**EXERCISE BRIEF**:
Lines containing the word "avec" are the ones to copy from the records below.

(Collected data)
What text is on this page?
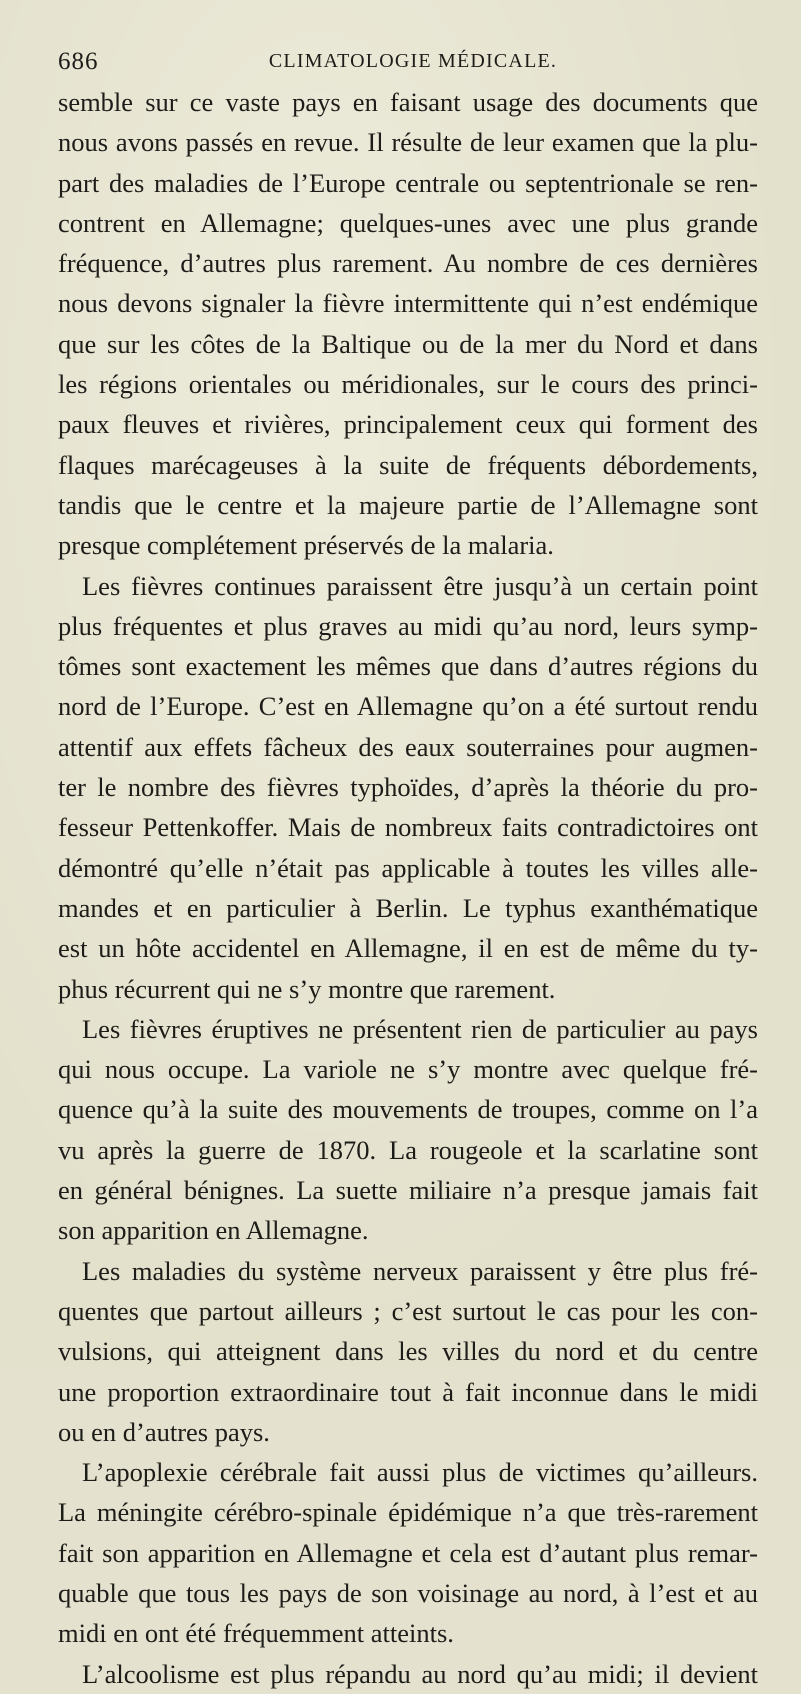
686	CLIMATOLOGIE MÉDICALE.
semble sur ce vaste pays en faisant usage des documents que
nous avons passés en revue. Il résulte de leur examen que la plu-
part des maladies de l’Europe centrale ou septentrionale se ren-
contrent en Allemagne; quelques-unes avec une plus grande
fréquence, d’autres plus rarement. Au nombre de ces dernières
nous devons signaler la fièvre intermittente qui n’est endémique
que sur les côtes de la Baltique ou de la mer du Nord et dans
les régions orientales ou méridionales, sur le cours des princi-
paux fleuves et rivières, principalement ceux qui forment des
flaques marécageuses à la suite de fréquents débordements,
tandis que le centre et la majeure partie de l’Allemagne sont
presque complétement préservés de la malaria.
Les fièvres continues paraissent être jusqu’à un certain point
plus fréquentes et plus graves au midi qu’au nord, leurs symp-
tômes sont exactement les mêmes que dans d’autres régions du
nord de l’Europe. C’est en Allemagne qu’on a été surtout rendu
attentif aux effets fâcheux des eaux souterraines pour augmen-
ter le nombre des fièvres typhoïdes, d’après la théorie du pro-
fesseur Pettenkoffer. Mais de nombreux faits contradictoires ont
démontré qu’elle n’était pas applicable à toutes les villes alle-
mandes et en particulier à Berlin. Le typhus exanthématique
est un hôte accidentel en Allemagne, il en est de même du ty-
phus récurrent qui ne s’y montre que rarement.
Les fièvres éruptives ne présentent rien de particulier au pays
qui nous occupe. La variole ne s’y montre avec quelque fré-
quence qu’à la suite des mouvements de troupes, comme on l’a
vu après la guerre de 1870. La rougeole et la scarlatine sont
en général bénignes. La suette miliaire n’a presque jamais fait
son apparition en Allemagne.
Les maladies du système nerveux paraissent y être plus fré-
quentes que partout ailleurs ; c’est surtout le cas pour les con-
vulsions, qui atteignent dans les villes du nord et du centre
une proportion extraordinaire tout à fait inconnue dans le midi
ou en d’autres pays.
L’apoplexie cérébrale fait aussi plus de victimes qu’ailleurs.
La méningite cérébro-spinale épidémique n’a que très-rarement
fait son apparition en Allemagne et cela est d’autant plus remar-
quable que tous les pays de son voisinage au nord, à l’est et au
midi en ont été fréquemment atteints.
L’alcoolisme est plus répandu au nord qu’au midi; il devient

--

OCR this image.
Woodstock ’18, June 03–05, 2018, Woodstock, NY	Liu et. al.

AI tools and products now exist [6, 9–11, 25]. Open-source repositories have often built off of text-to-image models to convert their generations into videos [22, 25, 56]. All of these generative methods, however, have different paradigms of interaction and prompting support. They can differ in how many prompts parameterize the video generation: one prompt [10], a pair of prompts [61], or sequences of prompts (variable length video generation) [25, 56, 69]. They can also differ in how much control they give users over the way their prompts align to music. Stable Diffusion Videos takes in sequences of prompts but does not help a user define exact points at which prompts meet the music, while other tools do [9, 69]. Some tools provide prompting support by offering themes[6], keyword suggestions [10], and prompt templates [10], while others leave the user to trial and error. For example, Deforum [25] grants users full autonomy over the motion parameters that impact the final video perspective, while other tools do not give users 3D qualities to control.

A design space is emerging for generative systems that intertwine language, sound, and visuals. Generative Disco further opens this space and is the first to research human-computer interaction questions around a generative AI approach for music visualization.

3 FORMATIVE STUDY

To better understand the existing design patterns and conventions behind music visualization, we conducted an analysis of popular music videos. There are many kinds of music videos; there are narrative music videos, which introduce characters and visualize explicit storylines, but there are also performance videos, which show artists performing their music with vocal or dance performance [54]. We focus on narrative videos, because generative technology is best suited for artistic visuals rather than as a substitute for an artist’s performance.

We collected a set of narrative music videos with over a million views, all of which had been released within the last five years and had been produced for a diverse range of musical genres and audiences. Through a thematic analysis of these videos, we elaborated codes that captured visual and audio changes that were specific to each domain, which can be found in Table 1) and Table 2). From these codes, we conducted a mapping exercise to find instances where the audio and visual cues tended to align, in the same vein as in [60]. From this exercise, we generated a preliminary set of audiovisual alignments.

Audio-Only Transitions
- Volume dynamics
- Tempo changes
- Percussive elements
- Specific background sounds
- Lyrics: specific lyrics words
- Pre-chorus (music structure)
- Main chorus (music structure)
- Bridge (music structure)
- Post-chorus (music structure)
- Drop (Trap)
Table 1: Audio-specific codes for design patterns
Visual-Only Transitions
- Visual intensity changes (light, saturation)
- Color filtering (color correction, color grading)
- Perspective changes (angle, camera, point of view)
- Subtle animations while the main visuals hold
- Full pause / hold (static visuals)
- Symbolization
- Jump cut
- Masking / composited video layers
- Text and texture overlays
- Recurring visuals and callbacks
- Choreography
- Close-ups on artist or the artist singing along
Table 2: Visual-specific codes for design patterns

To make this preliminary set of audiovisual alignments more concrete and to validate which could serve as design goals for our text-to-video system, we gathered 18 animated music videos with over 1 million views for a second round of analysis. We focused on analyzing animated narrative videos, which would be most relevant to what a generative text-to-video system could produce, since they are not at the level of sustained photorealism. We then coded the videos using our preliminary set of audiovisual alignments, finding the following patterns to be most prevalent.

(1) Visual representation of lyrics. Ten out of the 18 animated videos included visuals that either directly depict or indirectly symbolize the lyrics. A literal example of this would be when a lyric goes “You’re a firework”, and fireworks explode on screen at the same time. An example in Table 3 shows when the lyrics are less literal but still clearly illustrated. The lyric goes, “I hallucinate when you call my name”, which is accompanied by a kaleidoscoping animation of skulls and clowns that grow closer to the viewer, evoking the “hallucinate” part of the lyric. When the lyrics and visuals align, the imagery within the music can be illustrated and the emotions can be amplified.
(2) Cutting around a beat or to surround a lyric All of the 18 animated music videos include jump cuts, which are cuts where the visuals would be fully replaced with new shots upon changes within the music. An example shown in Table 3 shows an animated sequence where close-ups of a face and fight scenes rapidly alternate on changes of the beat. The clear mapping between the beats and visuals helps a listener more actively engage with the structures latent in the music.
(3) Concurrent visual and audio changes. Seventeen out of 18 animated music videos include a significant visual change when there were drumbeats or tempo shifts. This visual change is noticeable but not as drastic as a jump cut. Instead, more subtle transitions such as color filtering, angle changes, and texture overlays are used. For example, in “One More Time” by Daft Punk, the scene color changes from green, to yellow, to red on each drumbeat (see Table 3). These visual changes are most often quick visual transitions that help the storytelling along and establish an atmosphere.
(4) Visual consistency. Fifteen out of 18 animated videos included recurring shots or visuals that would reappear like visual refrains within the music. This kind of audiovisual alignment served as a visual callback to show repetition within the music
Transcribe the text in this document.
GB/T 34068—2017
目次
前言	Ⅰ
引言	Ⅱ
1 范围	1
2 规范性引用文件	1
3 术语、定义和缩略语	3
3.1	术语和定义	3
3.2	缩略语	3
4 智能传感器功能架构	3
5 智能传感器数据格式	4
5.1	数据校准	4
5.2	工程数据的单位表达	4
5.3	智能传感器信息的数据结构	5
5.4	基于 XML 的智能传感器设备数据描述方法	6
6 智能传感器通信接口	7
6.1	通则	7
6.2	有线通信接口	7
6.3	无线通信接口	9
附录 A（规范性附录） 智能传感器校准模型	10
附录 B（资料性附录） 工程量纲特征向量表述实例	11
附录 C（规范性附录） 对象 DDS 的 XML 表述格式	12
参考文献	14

**RESULT OF THE TASK**:
contrent en Allemagne; quelques-unes avec une plus grande
qui nous occupe. La variole ne s’y montre avec quelque fré-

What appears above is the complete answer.